* **Prompt**: Which lines contain the string "name"? Please list every one of them.

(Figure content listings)
** start **
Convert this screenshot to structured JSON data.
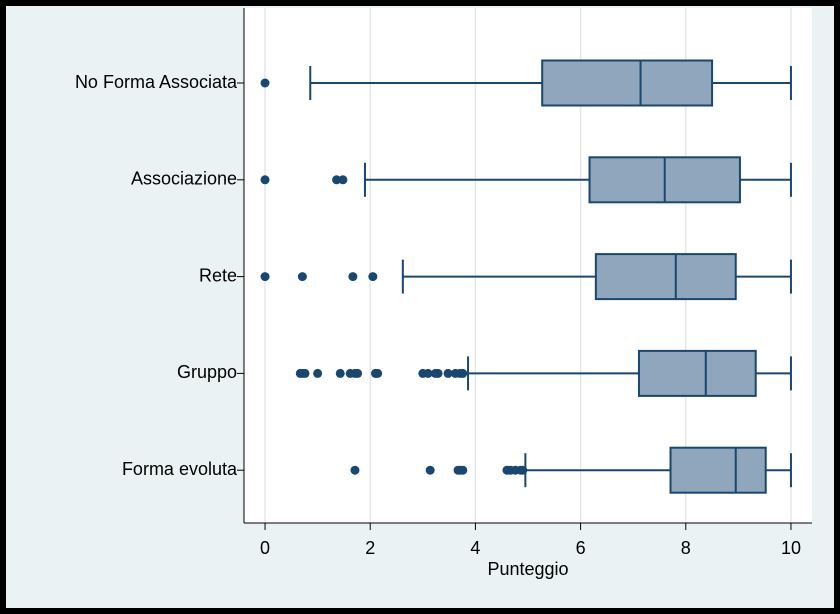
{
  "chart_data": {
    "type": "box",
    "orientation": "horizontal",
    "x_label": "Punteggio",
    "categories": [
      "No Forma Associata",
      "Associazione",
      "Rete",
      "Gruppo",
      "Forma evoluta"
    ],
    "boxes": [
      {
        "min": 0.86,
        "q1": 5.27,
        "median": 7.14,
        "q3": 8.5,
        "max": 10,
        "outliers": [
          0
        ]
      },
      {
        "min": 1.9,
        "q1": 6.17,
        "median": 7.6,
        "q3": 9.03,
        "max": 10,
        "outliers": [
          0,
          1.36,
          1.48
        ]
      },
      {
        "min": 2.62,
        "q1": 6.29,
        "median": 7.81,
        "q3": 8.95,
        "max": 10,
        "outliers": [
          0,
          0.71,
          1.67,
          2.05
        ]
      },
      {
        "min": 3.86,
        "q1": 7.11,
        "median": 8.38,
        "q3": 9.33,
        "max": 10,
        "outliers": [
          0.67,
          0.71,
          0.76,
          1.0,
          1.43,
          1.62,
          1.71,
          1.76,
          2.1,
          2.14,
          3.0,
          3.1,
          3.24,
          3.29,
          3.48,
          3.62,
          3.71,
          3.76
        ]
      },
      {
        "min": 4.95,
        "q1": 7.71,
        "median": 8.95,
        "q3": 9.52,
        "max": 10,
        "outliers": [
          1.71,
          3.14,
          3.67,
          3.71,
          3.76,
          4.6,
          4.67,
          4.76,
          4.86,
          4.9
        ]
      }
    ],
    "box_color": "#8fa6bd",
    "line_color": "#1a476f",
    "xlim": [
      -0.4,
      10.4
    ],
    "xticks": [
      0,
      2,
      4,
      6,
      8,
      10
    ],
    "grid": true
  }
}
** end **
** start **
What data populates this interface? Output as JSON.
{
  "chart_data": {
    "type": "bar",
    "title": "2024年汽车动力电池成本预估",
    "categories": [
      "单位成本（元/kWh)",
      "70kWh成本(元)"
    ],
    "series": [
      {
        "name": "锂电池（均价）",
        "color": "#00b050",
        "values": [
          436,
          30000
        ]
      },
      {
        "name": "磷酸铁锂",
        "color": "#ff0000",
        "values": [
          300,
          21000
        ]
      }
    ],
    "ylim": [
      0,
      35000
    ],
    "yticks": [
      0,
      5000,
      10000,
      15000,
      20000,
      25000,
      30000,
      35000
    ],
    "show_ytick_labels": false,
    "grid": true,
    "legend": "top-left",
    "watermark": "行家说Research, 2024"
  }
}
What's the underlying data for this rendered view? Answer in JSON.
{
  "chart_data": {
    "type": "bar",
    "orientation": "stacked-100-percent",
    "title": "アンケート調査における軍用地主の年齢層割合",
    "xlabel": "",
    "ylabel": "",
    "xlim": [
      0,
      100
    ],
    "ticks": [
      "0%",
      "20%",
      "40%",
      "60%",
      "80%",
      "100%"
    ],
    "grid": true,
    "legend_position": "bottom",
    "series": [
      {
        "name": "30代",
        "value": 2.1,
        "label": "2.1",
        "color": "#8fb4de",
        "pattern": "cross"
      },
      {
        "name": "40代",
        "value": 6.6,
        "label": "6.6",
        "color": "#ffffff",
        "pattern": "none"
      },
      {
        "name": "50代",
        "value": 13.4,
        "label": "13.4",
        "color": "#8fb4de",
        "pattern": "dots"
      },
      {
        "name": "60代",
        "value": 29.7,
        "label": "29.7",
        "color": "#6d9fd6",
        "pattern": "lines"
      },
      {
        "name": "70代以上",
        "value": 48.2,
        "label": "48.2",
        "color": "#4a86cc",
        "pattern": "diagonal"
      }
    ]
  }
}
** end **
* **Correct result**:
        "name": "锂电池（均价）",
        "name": "磷酸铁锂",
        "name": "30代",
        "name": "40代",
        "name": "50代",
        "name": "60代",
        "name": "70代以上",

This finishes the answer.